▶ **Task requirements**:
Leaving out every picture, quote the data below exactly as it appears.

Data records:
_____
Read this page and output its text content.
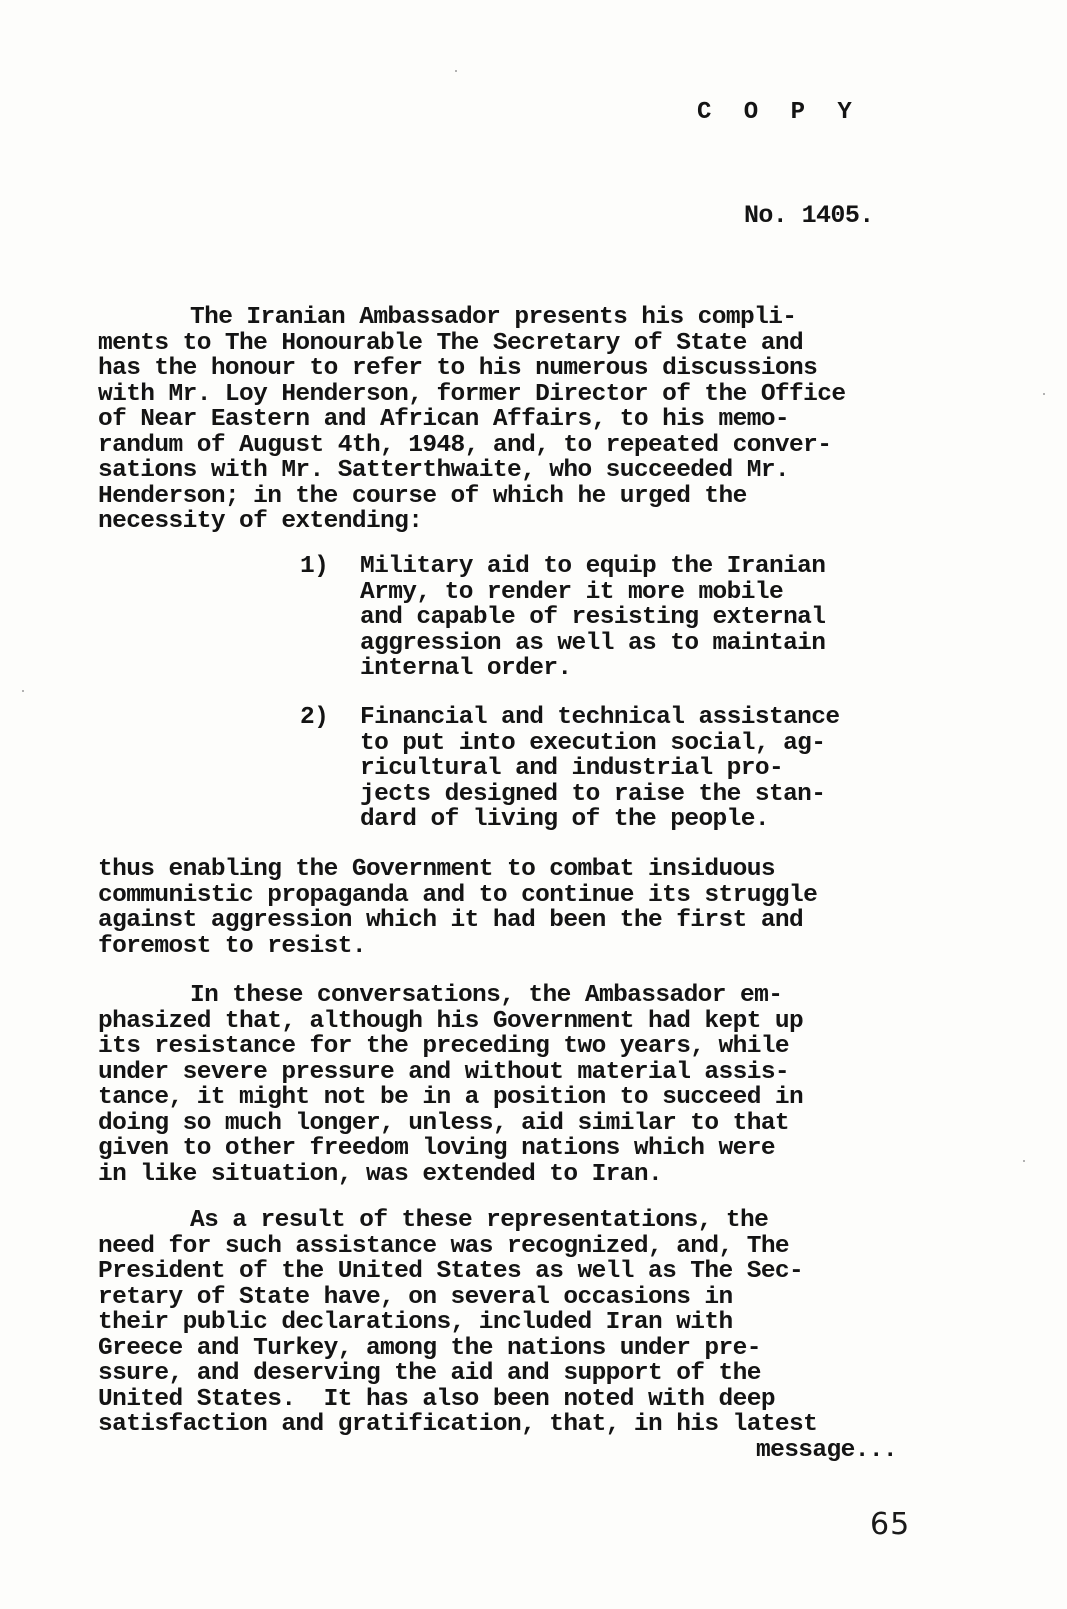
C O P Y
No. 1405.
The Iranian Ambassador presents his compli-
ments to The Honourable The Secretary of State and
has the honour to refer to his numerous discussions
with Mr. Loy Henderson, former Director of the Office
of Near Eastern and African Affairs, to his memo-
randum of August 4th, 1948, and, to repeated conver-
sations with Mr. Satterthwaite, who succeeded Mr.
Henderson; in the course of which he urged the
necessity of extending:
1) Military aid to equip the Iranian
Army, to render it more mobile
and capable of resisting external
aggression as well as to maintain
internal order.
2) Financial and technical assistance
to put into execution social, ag-
ricultural and industrial pro-
jects designed to raise the stan-
dard of living of the people.
thus enabling the Government to combat insiduous
communistic propaganda and to continue its struggle
against aggression which it had been the first and
foremost to resist.
In these conversations, the Ambassador em-
phasized that, although his Government had kept up
its resistance for the preceding two years, while
under severe pressure and without material assis-
tance, it might not be in a position to succeed in
doing so much longer, unless, aid similar to that
given to other freedom loving nations which were
in like situation, was extended to Iran.
As a result of these representations, the
need for such assistance was recognized, and, The
President of the United States as well as The Sec-
retary of State have, on several occasions in
their public declarations, included Iran with
Greece and Turkey, among the nations under pre-
ssure, and deserving the aid and support of the
United States.  It has also been noted with deep
satisfaction and gratification, that, in his latest
message...
65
_____
▶ **Exercise response**:
Read this page and output its text content.
C O P Y
No. 1405.
The Iranian Ambassador presents his compli-
ments to The Honourable The Secretary of State and
has the honour to refer to his numerous discussions
with Mr. Loy Henderson, former Director of the Office
of Near Eastern and African Affairs, to his memo-
randum of August 4th, 1948, and, to repeated conver-
sations with Mr. Satterthwaite, who succeeded Mr.
Henderson; in the course of which he urged the
necessity of extending:
1) Military aid to equip the Iranian
Army, to render it more mobile
and capable of resisting external
aggression as well as to maintain
internal order.
2) Financial and technical assistance
to put into execution social, ag-
ricultural and industrial pro-
jects designed to raise the stan-
dard of living of the people.
thus enabling the Government to combat insiduous
communistic propaganda and to continue its struggle
against aggression which it had been the first and
foremost to resist.
In these conversations, the Ambassador em-
phasized that, although his Government had kept up
its resistance for the preceding two years, while
under severe pressure and without material assis-
tance, it might not be in a position to succeed in
doing so much longer, unless, aid similar to that
given to other freedom loving nations which were
in like situation, was extended to Iran.
As a result of these representations, the
need for such assistance was recognized, and, The
President of the United States as well as The Sec-
retary of State have, on several occasions in
their public declarations, included Iran with
Greece and Turkey, among the nations under pre-
ssure, and deserving the aid and support of the
United States.  It has also been noted with deep
satisfaction and gratification, that, in his latest
message...
65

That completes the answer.